■ Instructions to follow ■
Locate all lines in the data below that hold "JSON" and show them.

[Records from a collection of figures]
....
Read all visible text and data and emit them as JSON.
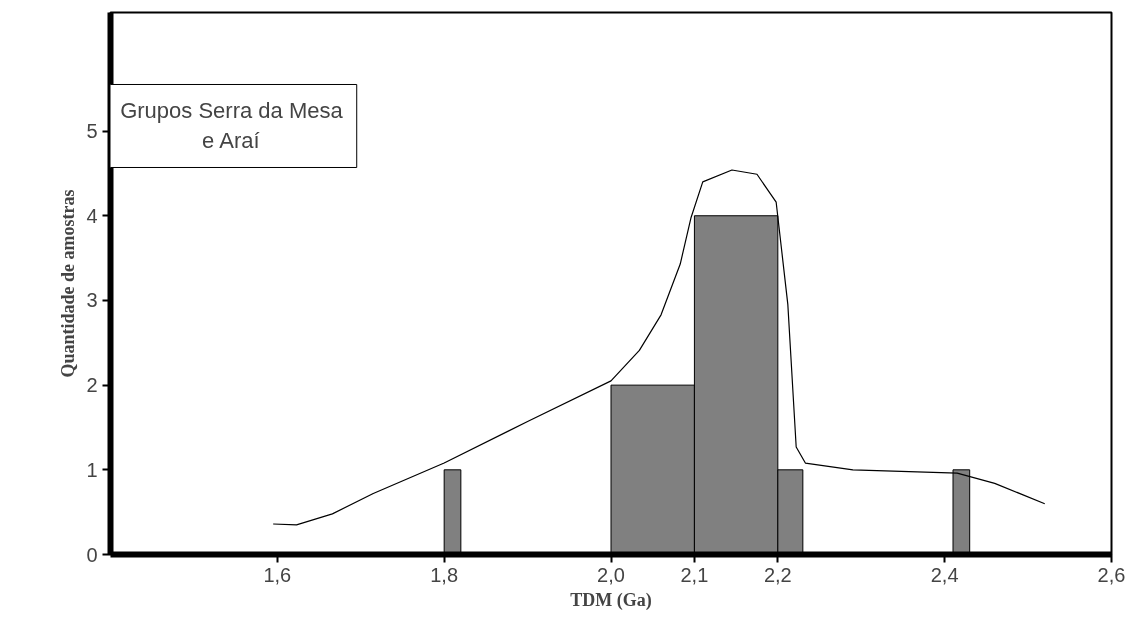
{
  "chart_data": {
    "type": "histogram",
    "title": "Grupos Serra da Mesa\ne Araí",
    "xlabel": "TDM (Ga)",
    "ylabel": "Quantidade de amostras",
    "bins": [
      1.8,
      1.82,
      2.0,
      2.1,
      2.2,
      2.23,
      2.41,
      2.43
    ],
    "values": [
      1,
      0,
      2,
      4,
      1,
      0,
      1
    ],
    "color": "#808080",
    "series": [
      {
        "type": "line",
        "color": "#000000",
        "x": [
          1.595,
          1.623,
          1.666,
          1.715,
          1.8,
          1.9,
          2.0,
          2.034,
          2.06,
          2.083,
          2.096,
          2.11,
          2.145,
          2.175,
          2.198,
          2.212,
          2.222,
          2.233,
          2.29,
          2.415,
          2.46,
          2.52
        ],
        "values": [
          0.36,
          0.35,
          0.48,
          0.72,
          1.08,
          1.57,
          2.05,
          2.41,
          2.83,
          3.43,
          3.98,
          4.4,
          4.54,
          4.49,
          4.16,
          2.95,
          1.27,
          1.08,
          1.0,
          0.96,
          0.84,
          0.6
        ]
      }
    ],
    "xlim": [
      1.4,
      2.6
    ],
    "ylim": [
      0,
      6.4
    ],
    "xticks": [
      {
        "value": 1.6,
        "label": "1,6"
      },
      {
        "value": 1.8,
        "label": "1,8"
      },
      {
        "value": 2.0,
        "label": "2,0"
      },
      {
        "value": 2.1,
        "label": "2,1"
      },
      {
        "value": 2.2,
        "label": "2,2"
      },
      {
        "value": 2.4,
        "label": "2,4"
      },
      {
        "value": 2.6,
        "label": "2,6"
      }
    ],
    "yticks": [
      0,
      1,
      2,
      3,
      4,
      5
    ],
    "grid": false
  }
}
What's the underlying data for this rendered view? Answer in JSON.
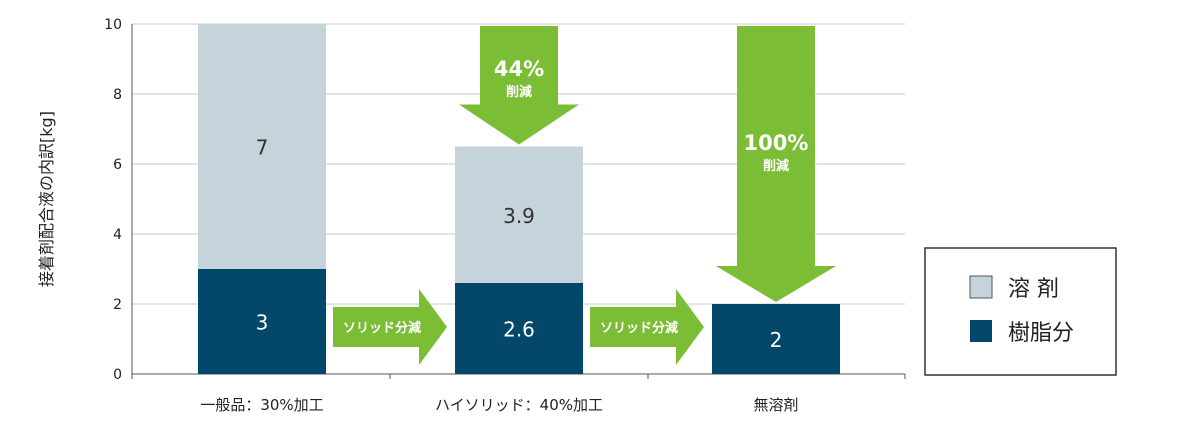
....
■ Result for this task ■
Read all visible text and data and emit them as JSON.
What's the underlying data for this rendered view? Answer in JSON.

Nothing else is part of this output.